<<<<
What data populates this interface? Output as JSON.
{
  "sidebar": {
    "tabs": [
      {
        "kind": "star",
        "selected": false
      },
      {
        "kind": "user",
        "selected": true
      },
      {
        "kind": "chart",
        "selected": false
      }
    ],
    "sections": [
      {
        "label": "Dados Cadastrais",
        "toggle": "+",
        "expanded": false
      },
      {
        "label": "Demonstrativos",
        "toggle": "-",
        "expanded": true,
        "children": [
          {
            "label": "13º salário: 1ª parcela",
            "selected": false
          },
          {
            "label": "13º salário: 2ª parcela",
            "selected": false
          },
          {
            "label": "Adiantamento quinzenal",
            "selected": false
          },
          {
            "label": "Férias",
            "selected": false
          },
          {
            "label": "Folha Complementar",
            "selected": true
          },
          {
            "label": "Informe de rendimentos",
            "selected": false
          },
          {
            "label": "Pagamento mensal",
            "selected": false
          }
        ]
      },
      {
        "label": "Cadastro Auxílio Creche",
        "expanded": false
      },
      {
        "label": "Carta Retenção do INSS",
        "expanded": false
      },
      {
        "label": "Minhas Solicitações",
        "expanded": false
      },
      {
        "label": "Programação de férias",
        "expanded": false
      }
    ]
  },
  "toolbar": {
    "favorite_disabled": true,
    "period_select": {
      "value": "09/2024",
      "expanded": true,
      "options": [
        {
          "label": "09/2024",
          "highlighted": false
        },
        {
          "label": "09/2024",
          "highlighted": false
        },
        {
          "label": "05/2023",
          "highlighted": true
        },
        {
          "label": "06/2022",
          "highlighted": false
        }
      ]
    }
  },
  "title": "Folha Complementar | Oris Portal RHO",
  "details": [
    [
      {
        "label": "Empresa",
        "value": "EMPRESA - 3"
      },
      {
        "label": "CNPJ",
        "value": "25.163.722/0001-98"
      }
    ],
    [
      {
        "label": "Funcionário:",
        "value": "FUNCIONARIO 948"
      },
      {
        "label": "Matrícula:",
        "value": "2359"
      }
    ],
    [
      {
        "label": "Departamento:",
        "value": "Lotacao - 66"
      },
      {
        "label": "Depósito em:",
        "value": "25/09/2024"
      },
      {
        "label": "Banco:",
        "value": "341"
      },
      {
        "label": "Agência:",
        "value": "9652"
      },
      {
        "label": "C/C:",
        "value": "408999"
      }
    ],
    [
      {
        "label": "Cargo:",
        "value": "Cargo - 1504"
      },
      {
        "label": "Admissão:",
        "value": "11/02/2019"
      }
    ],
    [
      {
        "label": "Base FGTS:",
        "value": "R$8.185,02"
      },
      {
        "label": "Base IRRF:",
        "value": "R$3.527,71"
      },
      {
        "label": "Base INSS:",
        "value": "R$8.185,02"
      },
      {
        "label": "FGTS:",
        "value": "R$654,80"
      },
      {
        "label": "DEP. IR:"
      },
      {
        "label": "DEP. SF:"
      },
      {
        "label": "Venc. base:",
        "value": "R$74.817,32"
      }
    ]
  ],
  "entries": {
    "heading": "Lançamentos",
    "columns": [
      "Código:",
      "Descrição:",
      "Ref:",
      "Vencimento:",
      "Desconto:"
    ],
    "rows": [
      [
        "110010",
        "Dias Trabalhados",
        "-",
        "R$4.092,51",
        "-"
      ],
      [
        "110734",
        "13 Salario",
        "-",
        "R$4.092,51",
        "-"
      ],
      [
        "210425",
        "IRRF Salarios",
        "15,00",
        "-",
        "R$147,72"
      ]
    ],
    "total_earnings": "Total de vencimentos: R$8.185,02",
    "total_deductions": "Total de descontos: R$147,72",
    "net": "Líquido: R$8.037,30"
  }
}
>>>>
<<<<
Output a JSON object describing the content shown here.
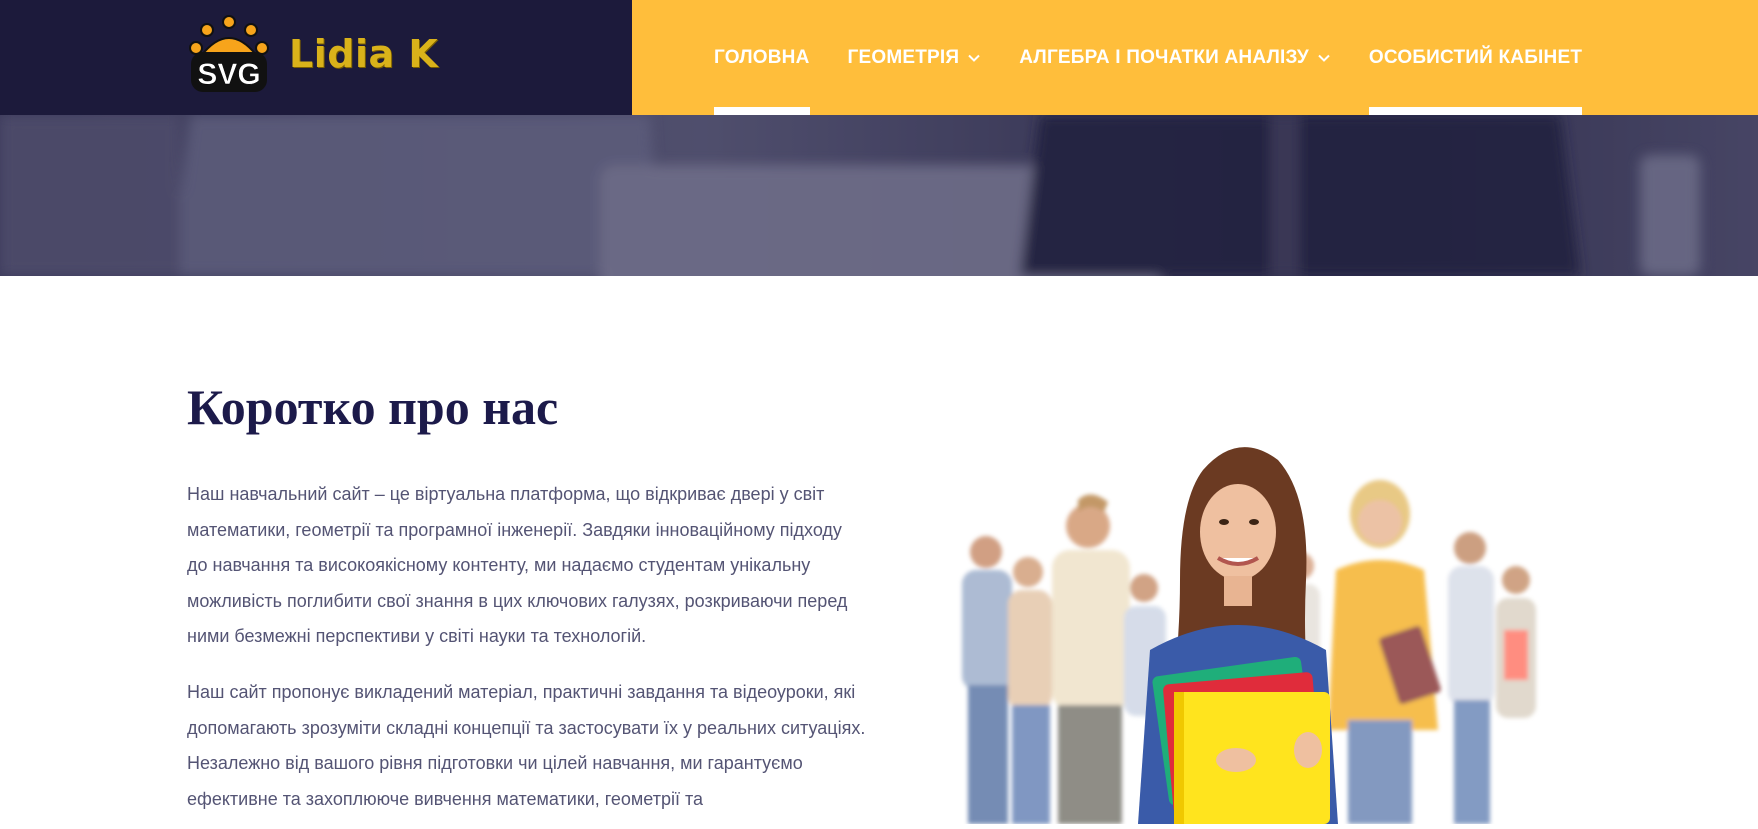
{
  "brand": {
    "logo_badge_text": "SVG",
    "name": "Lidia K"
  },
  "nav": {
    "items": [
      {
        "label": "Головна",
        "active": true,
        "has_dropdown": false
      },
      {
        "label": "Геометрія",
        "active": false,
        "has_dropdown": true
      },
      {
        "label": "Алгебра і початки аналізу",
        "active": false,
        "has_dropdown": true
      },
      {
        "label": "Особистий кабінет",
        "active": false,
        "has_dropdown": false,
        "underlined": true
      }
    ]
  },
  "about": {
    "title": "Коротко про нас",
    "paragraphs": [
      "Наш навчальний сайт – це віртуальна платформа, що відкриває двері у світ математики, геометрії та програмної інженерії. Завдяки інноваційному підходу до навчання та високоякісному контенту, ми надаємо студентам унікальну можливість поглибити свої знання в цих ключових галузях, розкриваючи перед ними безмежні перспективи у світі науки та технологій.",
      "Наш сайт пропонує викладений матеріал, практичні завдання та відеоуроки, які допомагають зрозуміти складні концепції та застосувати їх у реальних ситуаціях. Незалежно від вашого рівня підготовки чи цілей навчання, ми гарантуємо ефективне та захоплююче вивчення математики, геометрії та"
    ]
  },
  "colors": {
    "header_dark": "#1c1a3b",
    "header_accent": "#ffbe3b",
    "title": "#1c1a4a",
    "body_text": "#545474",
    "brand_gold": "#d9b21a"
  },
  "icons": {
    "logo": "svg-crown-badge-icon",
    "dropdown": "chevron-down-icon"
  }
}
>>>>
<<<<
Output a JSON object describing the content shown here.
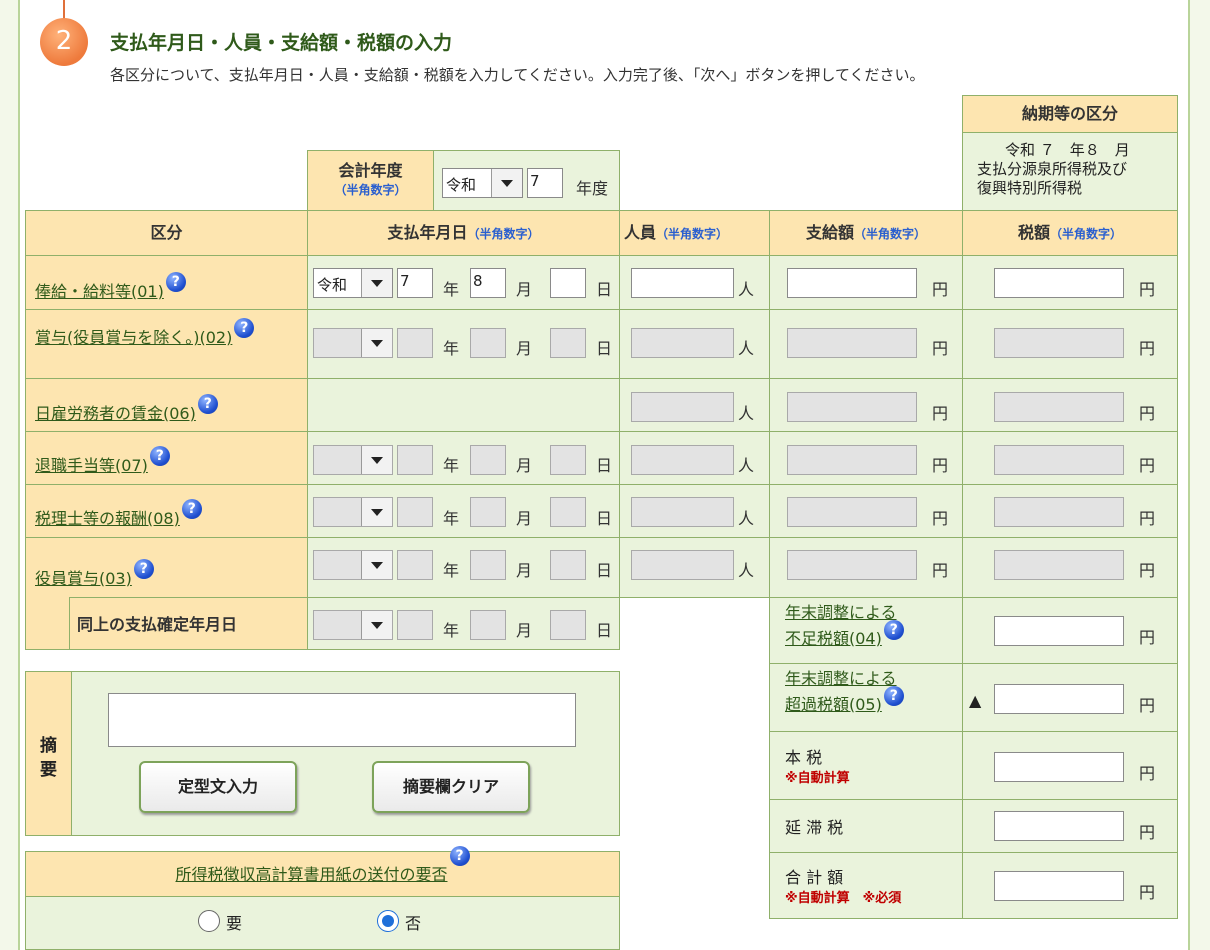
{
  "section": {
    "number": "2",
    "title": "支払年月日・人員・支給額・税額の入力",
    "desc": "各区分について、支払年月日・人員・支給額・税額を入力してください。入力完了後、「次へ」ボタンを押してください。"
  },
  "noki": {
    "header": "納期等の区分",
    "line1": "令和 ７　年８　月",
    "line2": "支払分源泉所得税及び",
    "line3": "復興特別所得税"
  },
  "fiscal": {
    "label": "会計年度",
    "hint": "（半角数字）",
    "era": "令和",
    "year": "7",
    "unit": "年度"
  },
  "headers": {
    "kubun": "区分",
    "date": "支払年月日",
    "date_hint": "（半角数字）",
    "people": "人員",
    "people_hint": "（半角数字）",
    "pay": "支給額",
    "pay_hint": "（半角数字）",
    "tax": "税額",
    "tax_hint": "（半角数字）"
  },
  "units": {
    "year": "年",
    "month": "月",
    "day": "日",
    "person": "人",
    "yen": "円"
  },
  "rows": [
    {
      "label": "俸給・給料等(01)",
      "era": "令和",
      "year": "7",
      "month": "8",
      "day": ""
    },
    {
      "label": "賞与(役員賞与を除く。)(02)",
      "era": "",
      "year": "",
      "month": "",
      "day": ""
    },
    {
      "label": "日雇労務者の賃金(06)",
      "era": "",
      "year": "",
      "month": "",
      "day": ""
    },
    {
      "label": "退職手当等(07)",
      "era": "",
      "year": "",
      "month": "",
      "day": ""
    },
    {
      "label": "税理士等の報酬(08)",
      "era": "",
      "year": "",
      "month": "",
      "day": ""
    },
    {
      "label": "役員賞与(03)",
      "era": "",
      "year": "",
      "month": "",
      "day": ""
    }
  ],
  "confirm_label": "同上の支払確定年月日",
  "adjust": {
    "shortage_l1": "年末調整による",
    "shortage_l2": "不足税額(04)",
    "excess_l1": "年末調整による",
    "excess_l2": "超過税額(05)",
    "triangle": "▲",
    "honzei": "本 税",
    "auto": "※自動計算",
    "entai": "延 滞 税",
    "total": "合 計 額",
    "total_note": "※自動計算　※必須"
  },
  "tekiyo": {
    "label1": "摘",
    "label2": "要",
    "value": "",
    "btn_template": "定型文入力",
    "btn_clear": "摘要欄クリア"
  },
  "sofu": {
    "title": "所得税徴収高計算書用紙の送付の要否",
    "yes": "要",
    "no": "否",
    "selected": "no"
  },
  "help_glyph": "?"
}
>>>>
WHAT YOU HAVE TO DO: Where a line of the material above holds the string "salário", copy that line.

RIGHT ANSWER:
            "label": "13º salário: 1ª parcela",
            "label": "13º salário: 2ª parcela",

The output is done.